** Start of LISTED RECORDS **

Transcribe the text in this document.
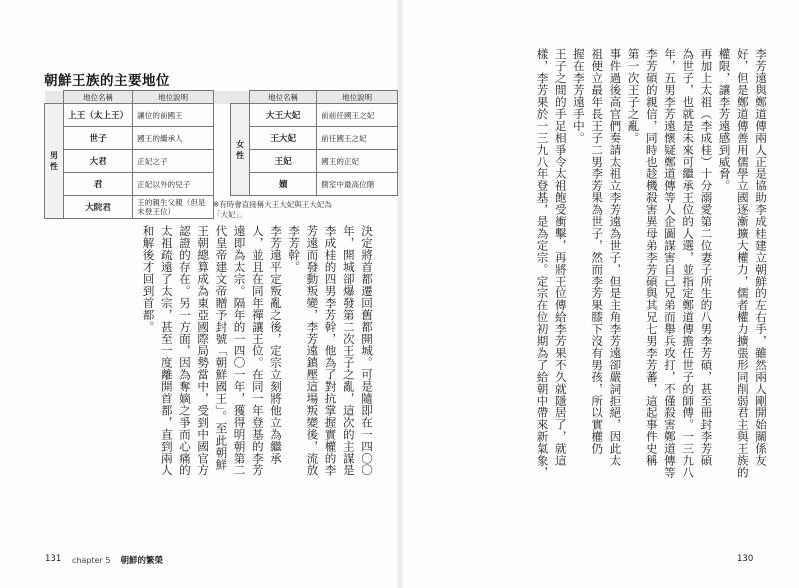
李芳遠與鄭道傳兩人正是協助李成桂建立朝鮮的左右手，雖然兩人剛開始關係友
好，但是鄭道傳善用儒學立國逐漸擴大權力，儒者權力擴張形同削弱君主與王族的
權限，讓李芳遠感到威脅。
再加上太祖（李成桂）十分溺愛第二位妻子所生的八男李芳碩，甚至冊封李芳碩
為世子，也就是未來可繼承王位的人選，並指定鄭道傳擔任世子的師傅。一三九八
年，五男李芳遠懷疑鄭道傳等人企圖謀害自己兄弟而舉兵攻打，不僅殺害鄭道傳等
李芳碩的親信，同時也趁機殺害異母弟李芳碩與其兄七男李芳蕃，這起事件史稱
第一次王子之亂。
事件過後高官們奏請太祖立李芳遠為世子，但是主角李芳遠卻嚴詞拒絕，因此太
祖便立最年長王子二男李芳果為世子，然而李芳果膝下沒有男孩，所以實權仍
握在李芳遠手中。
王子之間的手足相爭令太祖飽受衝擊，再將王位傳給李芳果不久就隱居了，就這
樣，李芳果於一三九八年登基，是為定宗。定宗在位初期為了給朝中帶來新氣象，

130

朝鮮王族的主要地位
	地位名稱	地位說明			地位名稱	地位說明
男性	上王（太上王）	讓位的前國王		女性	大王大妃	前前任國王之妃
	世子	國王的繼承人			王大妃	前任國王之妃
	大君	正妃之子			王妃	國王的正妃
	君	正妃以外的兒子			嬪	側室中最高位階
	大院君	王的親生父親（但是未登王位）				

※有時會直接稱大王大妃與王大妃為「大妃」。

決定將首都遷回舊都開城。可是隨即在一四〇〇
年，開城卻爆發第二次王子之亂，這次的主謀是
李成桂的四男李芳幹，他為了對抗掌握實權的李
芳遠而發動叛變，李芳遠鎮壓這場叛變後，流放
李芳幹。
李芳遠平定叛亂之後，定宗立刻將他立為繼承
人，並且在同年禪讓王位。在同一年登基的李芳
遠即為太宗。隔年的一四〇一年，獲得明朝第二
代皇帝建文帝贈予封號「朝鮮國王」。至此朝鮮
王朝總算成為東亞國際局勢當中，受到中國官方
認證的存在。另一方面，因為奪嫡之爭而心痛的
太祖疏遠了太宗，甚至一度離開首都，直到兩人
和解後才回到首都。

131 chapter 5 朝鮮的繁榮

** End of LISTED RECORDS **

▶ TASK DETAILS:
Do not copy the pictures, but repeat every line exactly.

▶ CORRECT ANSWER:
Transcribe the text in this document.
李芳遠與鄭道傳兩人正是協助李成桂建立朝鮮的左右手，雖然兩人剛開始關係友
好，但是鄭道傳善用儒學立國逐漸擴大權力，儒者權力擴張形同削弱君主與王族的
權限，讓李芳遠感到威脅。
再加上太祖（李成桂）十分溺愛第二位妻子所生的八男李芳碩，甚至冊封李芳碩
為世子，也就是未來可繼承王位的人選，並指定鄭道傳擔任世子的師傅。一三九八
年，五男李芳遠懷疑鄭道傳等人企圖謀害自己兄弟而舉兵攻打，不僅殺害鄭道傳等
李芳碩的親信，同時也趁機殺害異母弟李芳碩與其兄七男李芳蕃，這起事件史稱
第一次王子之亂。
事件過後高官們奏請太祖立李芳遠為世子，但是主角李芳遠卻嚴詞拒絕，因此太
祖便立最年長王子二男李芳果為世子，然而李芳果膝下沒有男孩，所以實權仍
握在李芳遠手中。
王子之間的手足相爭令太祖飽受衝擊，再將王位傳給李芳果不久就隱居了，就這
樣，李芳果於一三九八年登基，是為定宗。定宗在位初期為了給朝中帶來新氣象，

130

朝鮮王族的主要地位
	地位名稱	地位說明			地位名稱	地位說明
男性	上王（太上王）	讓位的前國王		女性	大王大妃	前前任國王之妃
	世子	國王的繼承人			王大妃	前任國王之妃
	大君	正妃之子			王妃	國王的正妃
	君	正妃以外的兒子			嬪	側室中最高位階
	大院君	王的親生父親（但是未登王位）				

※有時會直接稱大王大妃與王大妃為「大妃」。

決定將首都遷回舊都開城。可是隨即在一四〇〇
年，開城卻爆發第二次王子之亂，這次的主謀是
李成桂的四男李芳幹，他為了對抗掌握實權的李
芳遠而發動叛變，李芳遠鎮壓這場叛變後，流放
李芳幹。
李芳遠平定叛亂之後，定宗立刻將他立為繼承
人，並且在同年禪讓王位。在同一年登基的李芳
遠即為太宗。隔年的一四〇一年，獲得明朝第二
代皇帝建文帝贈予封號「朝鮮國王」。至此朝鮮
王朝總算成為東亞國際局勢當中，受到中國官方
認證的存在。另一方面，因為奪嫡之爭而心痛的
太祖疏遠了太宗，甚至一度離開首都，直到兩人
和解後才回到首都。

131 chapter 5 朝鮮的繁榮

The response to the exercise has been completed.